_Dataset records_
********************

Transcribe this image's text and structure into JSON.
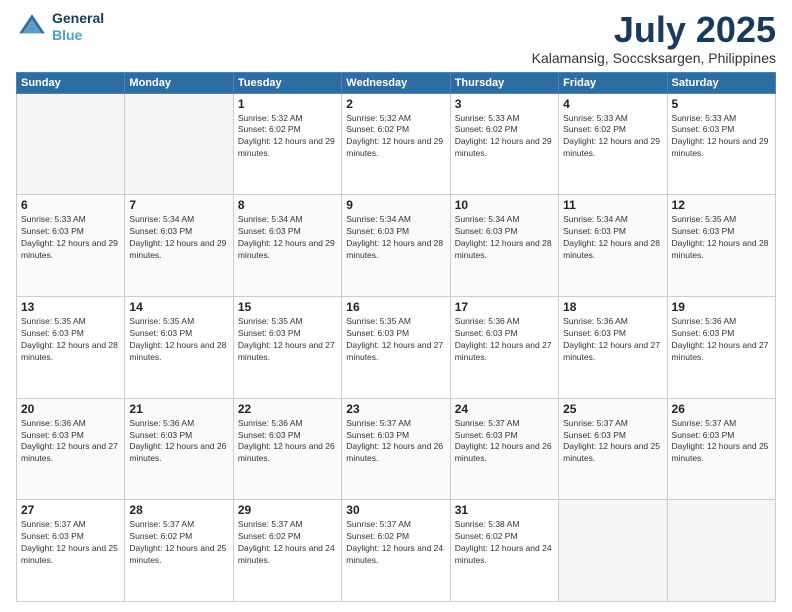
{
  "header": {
    "logo_line1": "General",
    "logo_line2": "Blue",
    "title": "July 2025",
    "subtitle": "Kalamansig, Soccsksargen, Philippines"
  },
  "weekdays": [
    "Sunday",
    "Monday",
    "Tuesday",
    "Wednesday",
    "Thursday",
    "Friday",
    "Saturday"
  ],
  "weeks": [
    [
      {
        "day": "",
        "info": ""
      },
      {
        "day": "",
        "info": ""
      },
      {
        "day": "1",
        "info": "Sunrise: 5:32 AM\nSunset: 6:02 PM\nDaylight: 12 hours and 29 minutes."
      },
      {
        "day": "2",
        "info": "Sunrise: 5:32 AM\nSunset: 6:02 PM\nDaylight: 12 hours and 29 minutes."
      },
      {
        "day": "3",
        "info": "Sunrise: 5:33 AM\nSunset: 6:02 PM\nDaylight: 12 hours and 29 minutes."
      },
      {
        "day": "4",
        "info": "Sunrise: 5:33 AM\nSunset: 6:02 PM\nDaylight: 12 hours and 29 minutes."
      },
      {
        "day": "5",
        "info": "Sunrise: 5:33 AM\nSunset: 6:03 PM\nDaylight: 12 hours and 29 minutes."
      }
    ],
    [
      {
        "day": "6",
        "info": "Sunrise: 5:33 AM\nSunset: 6:03 PM\nDaylight: 12 hours and 29 minutes."
      },
      {
        "day": "7",
        "info": "Sunrise: 5:34 AM\nSunset: 6:03 PM\nDaylight: 12 hours and 29 minutes."
      },
      {
        "day": "8",
        "info": "Sunrise: 5:34 AM\nSunset: 6:03 PM\nDaylight: 12 hours and 29 minutes."
      },
      {
        "day": "9",
        "info": "Sunrise: 5:34 AM\nSunset: 6:03 PM\nDaylight: 12 hours and 28 minutes."
      },
      {
        "day": "10",
        "info": "Sunrise: 5:34 AM\nSunset: 6:03 PM\nDaylight: 12 hours and 28 minutes."
      },
      {
        "day": "11",
        "info": "Sunrise: 5:34 AM\nSunset: 6:03 PM\nDaylight: 12 hours and 28 minutes."
      },
      {
        "day": "12",
        "info": "Sunrise: 5:35 AM\nSunset: 6:03 PM\nDaylight: 12 hours and 28 minutes."
      }
    ],
    [
      {
        "day": "13",
        "info": "Sunrise: 5:35 AM\nSunset: 6:03 PM\nDaylight: 12 hours and 28 minutes."
      },
      {
        "day": "14",
        "info": "Sunrise: 5:35 AM\nSunset: 6:03 PM\nDaylight: 12 hours and 28 minutes."
      },
      {
        "day": "15",
        "info": "Sunrise: 5:35 AM\nSunset: 6:03 PM\nDaylight: 12 hours and 27 minutes."
      },
      {
        "day": "16",
        "info": "Sunrise: 5:35 AM\nSunset: 6:03 PM\nDaylight: 12 hours and 27 minutes."
      },
      {
        "day": "17",
        "info": "Sunrise: 5:36 AM\nSunset: 6:03 PM\nDaylight: 12 hours and 27 minutes."
      },
      {
        "day": "18",
        "info": "Sunrise: 5:36 AM\nSunset: 6:03 PM\nDaylight: 12 hours and 27 minutes."
      },
      {
        "day": "19",
        "info": "Sunrise: 5:36 AM\nSunset: 6:03 PM\nDaylight: 12 hours and 27 minutes."
      }
    ],
    [
      {
        "day": "20",
        "info": "Sunrise: 5:36 AM\nSunset: 6:03 PM\nDaylight: 12 hours and 27 minutes."
      },
      {
        "day": "21",
        "info": "Sunrise: 5:36 AM\nSunset: 6:03 PM\nDaylight: 12 hours and 26 minutes."
      },
      {
        "day": "22",
        "info": "Sunrise: 5:36 AM\nSunset: 6:03 PM\nDaylight: 12 hours and 26 minutes."
      },
      {
        "day": "23",
        "info": "Sunrise: 5:37 AM\nSunset: 6:03 PM\nDaylight: 12 hours and 26 minutes."
      },
      {
        "day": "24",
        "info": "Sunrise: 5:37 AM\nSunset: 6:03 PM\nDaylight: 12 hours and 26 minutes."
      },
      {
        "day": "25",
        "info": "Sunrise: 5:37 AM\nSunset: 6:03 PM\nDaylight: 12 hours and 25 minutes."
      },
      {
        "day": "26",
        "info": "Sunrise: 5:37 AM\nSunset: 6:03 PM\nDaylight: 12 hours and 25 minutes."
      }
    ],
    [
      {
        "day": "27",
        "info": "Sunrise: 5:37 AM\nSunset: 6:03 PM\nDaylight: 12 hours and 25 minutes."
      },
      {
        "day": "28",
        "info": "Sunrise: 5:37 AM\nSunset: 6:02 PM\nDaylight: 12 hours and 25 minutes."
      },
      {
        "day": "29",
        "info": "Sunrise: 5:37 AM\nSunset: 6:02 PM\nDaylight: 12 hours and 24 minutes."
      },
      {
        "day": "30",
        "info": "Sunrise: 5:37 AM\nSunset: 6:02 PM\nDaylight: 12 hours and 24 minutes."
      },
      {
        "day": "31",
        "info": "Sunrise: 5:38 AM\nSunset: 6:02 PM\nDaylight: 12 hours and 24 minutes."
      },
      {
        "day": "",
        "info": ""
      },
      {
        "day": "",
        "info": ""
      }
    ]
  ]
}
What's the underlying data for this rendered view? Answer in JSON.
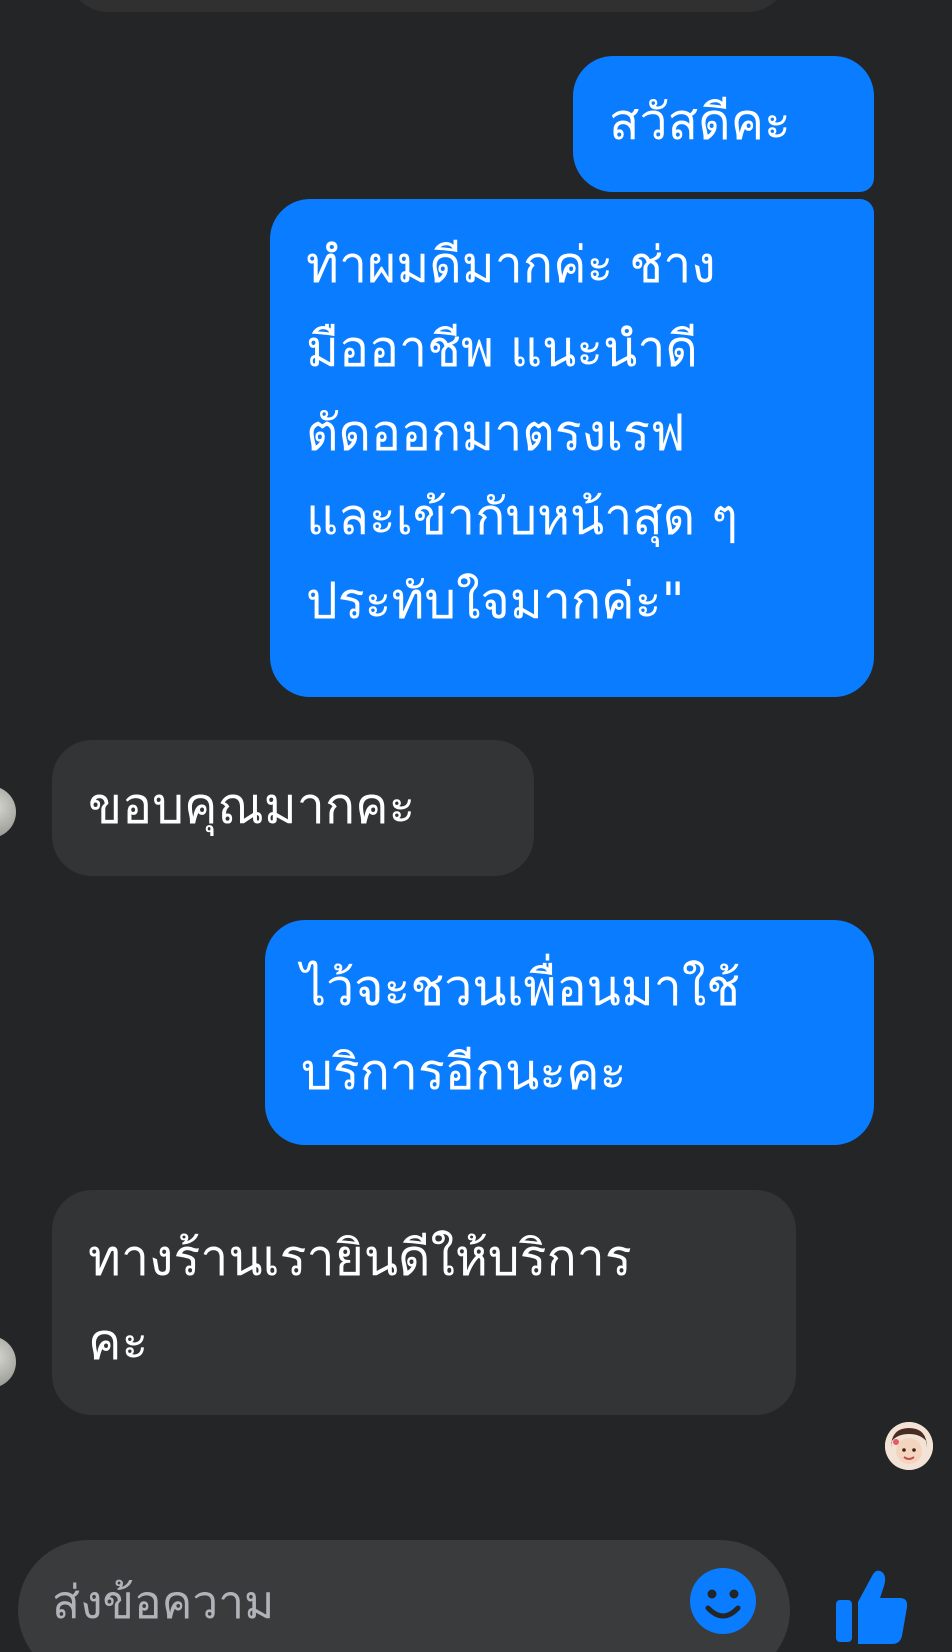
{
  "conversation": {
    "messages": [
      {
        "direction": "outgoing",
        "text": "สวัสดีคะ"
      },
      {
        "direction": "outgoing",
        "text": "ทำผมดีมากค่ะ ช่าง\nมืออาชีพ แนะนำดี\nตัดออกมาตรงเรฟ\nและเข้ากับหน้าสุด ๆ\nประทับใจมากค่ะ\""
      },
      {
        "direction": "incoming",
        "text": "ขอบคุณมากคะ"
      },
      {
        "direction": "outgoing",
        "text": "ไว้จะชวนเพื่อนมาใช้\nบริการอีกนะคะ"
      },
      {
        "direction": "incoming",
        "text": "ทางร้านเรายินดีให้บริการ\nคะ"
      }
    ]
  },
  "composer": {
    "placeholder": "ส่งข้อความ"
  },
  "icons": {
    "emoji": "smiley-face-icon",
    "send": "thumbs-up-icon"
  },
  "colors": {
    "background": "#242526",
    "outgoing_bubble": "#0a7cff",
    "incoming_bubble": "#333436",
    "accent": "#0a7cff"
  }
}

********************

_What you should do_
Search the records for the string "JSON" and return every line in which it occurs.

_Answer to this task_
Transcribe this image's text and structure into JSON.
What's the underlying data for this rendered view? Answer in JSON.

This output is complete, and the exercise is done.